Filter the records below for the word "serata". Copy each line that holds it.

GIVEN INFORMATION »

--- Begin ---

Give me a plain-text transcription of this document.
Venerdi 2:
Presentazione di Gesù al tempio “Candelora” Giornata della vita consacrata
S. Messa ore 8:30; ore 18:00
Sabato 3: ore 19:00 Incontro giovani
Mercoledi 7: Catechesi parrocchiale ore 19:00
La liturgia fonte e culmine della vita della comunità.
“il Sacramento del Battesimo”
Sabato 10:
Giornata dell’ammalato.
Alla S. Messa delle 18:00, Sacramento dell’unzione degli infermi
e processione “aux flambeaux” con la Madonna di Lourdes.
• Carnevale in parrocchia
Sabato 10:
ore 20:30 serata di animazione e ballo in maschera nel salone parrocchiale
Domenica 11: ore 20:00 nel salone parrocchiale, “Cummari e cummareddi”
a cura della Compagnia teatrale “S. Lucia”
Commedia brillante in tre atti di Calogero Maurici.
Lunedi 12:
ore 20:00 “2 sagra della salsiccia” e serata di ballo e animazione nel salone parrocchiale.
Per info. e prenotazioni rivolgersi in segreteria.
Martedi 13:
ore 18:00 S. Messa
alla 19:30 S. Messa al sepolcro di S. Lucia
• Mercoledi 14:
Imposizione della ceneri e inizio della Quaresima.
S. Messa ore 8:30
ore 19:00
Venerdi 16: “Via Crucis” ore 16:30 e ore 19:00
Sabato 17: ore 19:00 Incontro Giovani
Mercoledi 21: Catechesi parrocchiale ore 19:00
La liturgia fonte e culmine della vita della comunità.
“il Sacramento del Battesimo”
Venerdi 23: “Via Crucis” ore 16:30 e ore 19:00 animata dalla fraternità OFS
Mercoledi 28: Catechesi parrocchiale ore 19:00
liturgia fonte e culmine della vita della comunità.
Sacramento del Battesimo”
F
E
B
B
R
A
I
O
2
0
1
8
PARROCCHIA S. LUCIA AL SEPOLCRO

--- End ---

FINAL RESULT »
ore 20:30 serata di animazione e ballo in maschera nel salone parrocchiale
ore 20:00 “2 sagra della salsiccia” e serata di ballo e animazione nel salone parrocchiale.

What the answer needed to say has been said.